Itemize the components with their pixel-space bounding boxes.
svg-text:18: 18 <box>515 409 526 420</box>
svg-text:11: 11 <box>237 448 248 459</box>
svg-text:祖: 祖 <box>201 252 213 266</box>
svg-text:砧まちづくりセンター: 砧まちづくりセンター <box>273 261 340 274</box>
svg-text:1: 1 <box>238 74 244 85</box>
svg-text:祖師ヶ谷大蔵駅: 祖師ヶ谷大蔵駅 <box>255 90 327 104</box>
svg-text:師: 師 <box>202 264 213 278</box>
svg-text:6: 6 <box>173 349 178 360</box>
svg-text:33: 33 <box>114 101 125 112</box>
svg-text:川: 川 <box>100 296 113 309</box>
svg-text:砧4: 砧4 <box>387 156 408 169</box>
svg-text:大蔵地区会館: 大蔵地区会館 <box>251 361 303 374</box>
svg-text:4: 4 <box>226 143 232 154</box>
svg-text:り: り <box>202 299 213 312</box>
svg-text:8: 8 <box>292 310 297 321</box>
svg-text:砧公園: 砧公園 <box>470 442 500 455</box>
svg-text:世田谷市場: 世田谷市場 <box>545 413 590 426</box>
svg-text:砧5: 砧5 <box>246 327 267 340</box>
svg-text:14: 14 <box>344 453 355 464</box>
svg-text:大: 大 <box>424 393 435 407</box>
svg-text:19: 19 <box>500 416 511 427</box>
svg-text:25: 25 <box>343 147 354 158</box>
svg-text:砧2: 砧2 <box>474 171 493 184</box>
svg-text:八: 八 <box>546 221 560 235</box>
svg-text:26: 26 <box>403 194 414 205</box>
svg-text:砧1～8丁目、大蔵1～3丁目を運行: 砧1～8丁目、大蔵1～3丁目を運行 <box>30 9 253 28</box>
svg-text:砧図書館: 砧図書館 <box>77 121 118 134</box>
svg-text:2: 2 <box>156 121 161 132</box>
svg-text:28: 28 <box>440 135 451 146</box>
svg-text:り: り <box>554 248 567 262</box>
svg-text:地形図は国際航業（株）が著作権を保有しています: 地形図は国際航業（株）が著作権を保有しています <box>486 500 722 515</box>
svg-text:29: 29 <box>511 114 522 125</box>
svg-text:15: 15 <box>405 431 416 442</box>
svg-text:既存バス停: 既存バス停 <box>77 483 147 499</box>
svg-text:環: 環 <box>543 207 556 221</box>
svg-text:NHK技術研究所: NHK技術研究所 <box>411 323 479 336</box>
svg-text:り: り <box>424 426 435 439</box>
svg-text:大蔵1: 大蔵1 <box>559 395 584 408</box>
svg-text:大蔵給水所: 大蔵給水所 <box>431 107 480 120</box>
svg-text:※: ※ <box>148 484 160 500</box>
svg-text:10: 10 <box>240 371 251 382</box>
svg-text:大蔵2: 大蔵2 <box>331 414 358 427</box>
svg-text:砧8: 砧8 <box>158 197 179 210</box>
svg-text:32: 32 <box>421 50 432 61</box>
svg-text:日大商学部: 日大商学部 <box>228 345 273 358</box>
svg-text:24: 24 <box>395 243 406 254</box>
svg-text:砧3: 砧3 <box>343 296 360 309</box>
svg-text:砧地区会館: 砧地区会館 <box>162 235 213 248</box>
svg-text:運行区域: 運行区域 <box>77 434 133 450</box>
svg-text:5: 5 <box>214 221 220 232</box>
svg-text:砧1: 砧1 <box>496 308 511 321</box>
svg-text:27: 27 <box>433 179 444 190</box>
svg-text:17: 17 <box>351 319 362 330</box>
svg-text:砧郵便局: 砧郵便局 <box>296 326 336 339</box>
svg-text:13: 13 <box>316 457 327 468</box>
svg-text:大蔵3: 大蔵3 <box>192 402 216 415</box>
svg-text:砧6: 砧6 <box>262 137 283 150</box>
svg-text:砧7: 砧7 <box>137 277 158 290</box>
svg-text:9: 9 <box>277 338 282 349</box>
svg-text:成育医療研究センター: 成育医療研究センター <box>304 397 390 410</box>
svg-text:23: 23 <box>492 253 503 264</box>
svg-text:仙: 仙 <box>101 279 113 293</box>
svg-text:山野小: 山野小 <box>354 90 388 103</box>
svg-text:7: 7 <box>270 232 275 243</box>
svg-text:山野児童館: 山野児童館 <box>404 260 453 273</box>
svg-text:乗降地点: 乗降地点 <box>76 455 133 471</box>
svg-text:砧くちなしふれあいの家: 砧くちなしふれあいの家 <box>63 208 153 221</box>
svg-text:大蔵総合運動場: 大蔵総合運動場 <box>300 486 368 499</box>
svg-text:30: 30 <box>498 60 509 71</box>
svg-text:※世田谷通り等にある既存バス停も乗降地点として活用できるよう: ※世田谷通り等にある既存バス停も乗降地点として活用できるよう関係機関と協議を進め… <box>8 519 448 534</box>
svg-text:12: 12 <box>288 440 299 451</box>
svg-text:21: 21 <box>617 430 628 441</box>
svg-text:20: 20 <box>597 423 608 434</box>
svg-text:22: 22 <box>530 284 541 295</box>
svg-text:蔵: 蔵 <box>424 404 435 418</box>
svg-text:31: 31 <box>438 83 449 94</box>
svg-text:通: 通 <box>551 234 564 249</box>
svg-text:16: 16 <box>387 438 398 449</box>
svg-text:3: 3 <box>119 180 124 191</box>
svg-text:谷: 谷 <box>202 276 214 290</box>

» Work to complete: Count the lines above that contain the word "boxes", and give only the number.

» Answer: 1